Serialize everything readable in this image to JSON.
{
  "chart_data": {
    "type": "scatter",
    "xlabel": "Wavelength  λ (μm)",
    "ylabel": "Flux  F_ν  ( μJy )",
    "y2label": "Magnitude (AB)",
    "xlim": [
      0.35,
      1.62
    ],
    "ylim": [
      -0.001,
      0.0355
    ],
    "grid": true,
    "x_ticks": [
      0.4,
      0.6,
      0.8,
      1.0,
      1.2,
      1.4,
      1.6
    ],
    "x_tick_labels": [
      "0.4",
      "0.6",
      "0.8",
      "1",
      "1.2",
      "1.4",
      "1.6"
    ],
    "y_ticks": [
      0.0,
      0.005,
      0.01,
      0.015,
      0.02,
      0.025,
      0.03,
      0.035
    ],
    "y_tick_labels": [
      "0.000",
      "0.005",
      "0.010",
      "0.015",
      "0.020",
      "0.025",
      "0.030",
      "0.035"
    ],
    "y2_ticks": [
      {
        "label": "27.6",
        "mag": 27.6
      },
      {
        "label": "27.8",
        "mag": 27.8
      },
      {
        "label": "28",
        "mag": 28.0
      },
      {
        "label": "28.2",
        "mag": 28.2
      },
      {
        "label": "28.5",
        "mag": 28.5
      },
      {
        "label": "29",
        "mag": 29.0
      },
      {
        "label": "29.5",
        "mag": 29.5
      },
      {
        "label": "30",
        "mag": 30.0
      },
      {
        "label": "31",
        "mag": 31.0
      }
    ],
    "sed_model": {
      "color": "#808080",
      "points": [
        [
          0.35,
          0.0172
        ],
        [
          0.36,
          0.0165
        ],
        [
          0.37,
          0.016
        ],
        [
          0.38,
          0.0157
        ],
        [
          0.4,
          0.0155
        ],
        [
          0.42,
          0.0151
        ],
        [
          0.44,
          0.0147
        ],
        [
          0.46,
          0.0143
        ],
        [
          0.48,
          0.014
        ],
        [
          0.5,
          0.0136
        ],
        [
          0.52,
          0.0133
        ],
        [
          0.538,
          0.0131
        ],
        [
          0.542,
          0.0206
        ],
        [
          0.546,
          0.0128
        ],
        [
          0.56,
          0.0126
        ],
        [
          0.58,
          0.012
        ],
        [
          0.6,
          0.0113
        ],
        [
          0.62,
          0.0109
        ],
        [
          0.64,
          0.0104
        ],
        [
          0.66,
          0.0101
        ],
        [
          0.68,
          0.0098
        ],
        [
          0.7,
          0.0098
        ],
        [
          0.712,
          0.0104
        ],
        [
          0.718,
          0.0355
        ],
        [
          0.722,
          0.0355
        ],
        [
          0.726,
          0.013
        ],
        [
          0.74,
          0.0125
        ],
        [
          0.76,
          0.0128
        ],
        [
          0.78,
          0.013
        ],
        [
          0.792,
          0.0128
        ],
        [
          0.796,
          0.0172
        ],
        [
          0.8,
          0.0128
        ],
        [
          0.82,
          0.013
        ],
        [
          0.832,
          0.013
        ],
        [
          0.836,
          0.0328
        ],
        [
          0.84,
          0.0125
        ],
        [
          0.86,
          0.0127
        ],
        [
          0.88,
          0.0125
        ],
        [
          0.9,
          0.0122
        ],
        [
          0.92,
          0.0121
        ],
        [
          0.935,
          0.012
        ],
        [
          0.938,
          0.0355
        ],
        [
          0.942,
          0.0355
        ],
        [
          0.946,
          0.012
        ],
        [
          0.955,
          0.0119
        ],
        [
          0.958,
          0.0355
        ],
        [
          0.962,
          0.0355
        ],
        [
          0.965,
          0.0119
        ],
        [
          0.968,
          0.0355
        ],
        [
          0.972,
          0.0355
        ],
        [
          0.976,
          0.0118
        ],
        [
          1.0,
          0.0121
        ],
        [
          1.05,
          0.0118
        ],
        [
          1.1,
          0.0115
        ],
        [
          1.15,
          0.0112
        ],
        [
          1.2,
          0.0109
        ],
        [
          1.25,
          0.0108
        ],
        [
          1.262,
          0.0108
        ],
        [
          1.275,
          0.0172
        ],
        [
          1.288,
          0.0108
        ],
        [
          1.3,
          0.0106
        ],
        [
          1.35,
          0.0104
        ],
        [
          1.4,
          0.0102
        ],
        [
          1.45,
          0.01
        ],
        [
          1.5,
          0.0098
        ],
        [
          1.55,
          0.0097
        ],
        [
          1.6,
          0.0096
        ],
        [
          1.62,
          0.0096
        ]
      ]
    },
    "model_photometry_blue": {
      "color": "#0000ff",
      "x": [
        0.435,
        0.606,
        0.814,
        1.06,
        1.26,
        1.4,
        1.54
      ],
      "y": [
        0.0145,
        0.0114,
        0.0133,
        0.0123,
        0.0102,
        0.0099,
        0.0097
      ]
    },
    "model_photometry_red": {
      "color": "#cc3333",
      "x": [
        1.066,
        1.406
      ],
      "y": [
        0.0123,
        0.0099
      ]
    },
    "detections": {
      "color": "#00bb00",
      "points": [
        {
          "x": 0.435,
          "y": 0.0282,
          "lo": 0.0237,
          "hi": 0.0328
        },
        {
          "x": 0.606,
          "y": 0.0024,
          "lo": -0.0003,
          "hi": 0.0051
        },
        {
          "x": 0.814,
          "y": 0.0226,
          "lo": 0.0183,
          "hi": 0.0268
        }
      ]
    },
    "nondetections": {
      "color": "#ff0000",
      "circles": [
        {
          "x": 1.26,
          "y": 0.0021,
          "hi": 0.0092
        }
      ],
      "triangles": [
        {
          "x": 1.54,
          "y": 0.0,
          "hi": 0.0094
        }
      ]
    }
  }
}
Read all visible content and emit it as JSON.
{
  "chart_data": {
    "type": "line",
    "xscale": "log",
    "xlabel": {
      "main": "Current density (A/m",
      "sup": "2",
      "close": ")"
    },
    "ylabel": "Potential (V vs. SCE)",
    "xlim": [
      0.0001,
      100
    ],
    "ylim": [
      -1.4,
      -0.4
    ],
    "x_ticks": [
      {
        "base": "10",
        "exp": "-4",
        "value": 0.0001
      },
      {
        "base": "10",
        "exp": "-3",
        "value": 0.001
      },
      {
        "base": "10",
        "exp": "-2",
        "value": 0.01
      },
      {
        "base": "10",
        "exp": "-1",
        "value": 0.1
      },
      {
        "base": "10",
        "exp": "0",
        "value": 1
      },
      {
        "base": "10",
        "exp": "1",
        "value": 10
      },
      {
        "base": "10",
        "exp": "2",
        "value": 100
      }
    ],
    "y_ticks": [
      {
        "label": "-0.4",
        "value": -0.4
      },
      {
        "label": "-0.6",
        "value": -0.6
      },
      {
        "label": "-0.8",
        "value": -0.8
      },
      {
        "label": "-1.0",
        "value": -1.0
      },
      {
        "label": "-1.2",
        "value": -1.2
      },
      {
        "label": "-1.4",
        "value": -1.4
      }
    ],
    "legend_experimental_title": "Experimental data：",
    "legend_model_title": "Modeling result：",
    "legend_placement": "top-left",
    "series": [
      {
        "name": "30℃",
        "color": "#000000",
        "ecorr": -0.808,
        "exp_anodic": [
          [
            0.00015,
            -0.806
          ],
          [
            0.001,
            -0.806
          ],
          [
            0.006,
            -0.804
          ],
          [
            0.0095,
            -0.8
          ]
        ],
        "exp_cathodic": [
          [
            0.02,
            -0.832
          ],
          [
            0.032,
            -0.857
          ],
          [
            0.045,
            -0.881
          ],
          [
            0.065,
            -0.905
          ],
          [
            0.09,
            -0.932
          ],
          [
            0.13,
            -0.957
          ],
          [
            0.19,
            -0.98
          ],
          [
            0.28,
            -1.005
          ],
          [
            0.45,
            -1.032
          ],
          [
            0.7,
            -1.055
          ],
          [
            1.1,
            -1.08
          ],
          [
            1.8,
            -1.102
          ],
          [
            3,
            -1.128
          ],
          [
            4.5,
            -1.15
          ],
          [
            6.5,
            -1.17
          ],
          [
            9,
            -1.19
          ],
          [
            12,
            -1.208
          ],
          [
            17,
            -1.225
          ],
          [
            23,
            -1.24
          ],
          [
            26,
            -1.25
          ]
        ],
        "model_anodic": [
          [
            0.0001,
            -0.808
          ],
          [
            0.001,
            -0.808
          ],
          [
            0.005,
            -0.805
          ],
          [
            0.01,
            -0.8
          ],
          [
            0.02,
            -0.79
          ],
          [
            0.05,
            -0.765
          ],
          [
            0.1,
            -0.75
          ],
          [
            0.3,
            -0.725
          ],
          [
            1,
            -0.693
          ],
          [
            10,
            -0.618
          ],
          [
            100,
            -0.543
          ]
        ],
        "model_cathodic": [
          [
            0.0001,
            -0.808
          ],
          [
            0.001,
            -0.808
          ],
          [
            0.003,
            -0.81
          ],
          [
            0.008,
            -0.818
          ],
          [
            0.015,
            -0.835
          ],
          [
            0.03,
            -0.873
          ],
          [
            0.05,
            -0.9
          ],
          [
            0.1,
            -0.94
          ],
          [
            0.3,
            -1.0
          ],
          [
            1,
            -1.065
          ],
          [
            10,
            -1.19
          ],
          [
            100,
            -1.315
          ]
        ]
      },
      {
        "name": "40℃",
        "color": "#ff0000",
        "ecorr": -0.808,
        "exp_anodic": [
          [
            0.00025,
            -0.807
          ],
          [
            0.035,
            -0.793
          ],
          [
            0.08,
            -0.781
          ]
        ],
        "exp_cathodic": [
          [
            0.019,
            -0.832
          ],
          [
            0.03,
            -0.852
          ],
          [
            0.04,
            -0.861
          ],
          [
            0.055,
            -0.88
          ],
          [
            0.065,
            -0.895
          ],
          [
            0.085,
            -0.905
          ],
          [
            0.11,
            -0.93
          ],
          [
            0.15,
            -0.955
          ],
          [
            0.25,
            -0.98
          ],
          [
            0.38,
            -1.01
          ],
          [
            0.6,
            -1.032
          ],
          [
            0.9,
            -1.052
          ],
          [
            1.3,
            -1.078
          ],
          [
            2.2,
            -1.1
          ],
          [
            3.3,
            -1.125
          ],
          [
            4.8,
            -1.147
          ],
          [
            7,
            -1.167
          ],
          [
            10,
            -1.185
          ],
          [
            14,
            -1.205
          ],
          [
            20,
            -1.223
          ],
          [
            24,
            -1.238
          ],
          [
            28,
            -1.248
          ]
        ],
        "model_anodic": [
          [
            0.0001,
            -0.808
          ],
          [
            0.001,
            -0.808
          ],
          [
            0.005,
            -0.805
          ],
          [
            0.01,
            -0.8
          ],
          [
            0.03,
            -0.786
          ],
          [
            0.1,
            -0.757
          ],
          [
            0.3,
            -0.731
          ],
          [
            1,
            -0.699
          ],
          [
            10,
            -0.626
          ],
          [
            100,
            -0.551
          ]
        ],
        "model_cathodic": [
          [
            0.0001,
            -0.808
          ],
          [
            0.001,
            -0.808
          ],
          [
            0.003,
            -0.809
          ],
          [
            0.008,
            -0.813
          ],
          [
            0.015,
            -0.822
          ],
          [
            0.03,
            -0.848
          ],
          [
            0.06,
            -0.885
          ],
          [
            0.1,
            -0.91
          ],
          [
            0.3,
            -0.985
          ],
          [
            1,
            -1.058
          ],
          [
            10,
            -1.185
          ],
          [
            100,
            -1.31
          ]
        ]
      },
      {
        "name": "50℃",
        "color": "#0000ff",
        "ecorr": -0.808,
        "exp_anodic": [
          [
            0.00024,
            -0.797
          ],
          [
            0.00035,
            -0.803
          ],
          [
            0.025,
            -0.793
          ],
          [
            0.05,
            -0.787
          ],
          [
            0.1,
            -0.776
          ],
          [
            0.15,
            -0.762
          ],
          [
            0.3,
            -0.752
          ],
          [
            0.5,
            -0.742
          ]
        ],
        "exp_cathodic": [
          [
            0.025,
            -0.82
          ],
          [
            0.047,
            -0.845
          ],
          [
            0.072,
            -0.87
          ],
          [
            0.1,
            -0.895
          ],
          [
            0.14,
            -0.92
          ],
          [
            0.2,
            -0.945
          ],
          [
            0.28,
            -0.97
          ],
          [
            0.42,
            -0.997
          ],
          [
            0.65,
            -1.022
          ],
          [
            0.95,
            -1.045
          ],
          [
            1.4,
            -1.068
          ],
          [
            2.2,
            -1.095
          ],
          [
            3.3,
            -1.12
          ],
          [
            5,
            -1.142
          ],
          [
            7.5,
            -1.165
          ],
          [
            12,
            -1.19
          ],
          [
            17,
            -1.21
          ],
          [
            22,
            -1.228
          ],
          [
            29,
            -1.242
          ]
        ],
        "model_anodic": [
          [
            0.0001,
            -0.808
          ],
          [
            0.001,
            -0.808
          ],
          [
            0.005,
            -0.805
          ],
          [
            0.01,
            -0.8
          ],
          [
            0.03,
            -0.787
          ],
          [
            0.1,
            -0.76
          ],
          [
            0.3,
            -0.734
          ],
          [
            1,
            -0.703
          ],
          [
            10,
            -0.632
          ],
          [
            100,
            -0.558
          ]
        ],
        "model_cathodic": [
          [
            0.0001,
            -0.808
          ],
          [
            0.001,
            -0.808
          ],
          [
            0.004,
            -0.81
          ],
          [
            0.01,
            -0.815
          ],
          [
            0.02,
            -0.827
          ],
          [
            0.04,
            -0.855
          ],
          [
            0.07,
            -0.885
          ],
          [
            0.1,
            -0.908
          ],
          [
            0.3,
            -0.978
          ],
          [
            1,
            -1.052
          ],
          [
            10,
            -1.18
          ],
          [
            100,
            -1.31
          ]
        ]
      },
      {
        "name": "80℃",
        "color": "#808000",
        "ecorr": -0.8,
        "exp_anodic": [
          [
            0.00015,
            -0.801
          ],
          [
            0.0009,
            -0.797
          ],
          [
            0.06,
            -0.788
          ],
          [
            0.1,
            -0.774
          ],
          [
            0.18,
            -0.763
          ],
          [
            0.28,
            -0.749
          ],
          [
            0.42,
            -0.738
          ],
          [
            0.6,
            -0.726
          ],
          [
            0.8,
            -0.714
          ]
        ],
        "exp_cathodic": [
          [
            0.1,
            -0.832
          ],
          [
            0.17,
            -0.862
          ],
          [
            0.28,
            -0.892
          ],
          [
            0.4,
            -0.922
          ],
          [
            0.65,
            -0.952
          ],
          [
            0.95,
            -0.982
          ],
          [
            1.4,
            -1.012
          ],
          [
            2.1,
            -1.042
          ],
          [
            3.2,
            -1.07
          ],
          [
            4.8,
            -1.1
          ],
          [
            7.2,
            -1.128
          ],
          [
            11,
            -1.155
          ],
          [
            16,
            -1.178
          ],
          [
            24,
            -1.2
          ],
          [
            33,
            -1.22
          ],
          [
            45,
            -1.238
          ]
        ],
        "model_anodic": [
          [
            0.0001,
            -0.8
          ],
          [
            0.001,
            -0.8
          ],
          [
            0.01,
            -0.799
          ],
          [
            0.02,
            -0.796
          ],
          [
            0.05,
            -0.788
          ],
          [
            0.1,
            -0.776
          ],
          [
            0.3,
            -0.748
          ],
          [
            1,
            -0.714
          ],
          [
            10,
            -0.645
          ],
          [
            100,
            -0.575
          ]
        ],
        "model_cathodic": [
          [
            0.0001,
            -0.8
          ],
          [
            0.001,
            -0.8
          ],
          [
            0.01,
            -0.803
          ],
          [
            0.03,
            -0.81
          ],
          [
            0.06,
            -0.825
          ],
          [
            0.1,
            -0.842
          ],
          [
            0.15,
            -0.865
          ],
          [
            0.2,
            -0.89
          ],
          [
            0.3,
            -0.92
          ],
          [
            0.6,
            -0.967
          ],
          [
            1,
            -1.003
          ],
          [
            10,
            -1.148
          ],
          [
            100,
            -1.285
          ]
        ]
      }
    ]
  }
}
__________________________________________________
Identify each line in the entries with the word "ylabel" and copy it.

    "ylabel": "Flux  F_ν  ( μJy )",
    "ylabel": "Potential (V vs. SCE)",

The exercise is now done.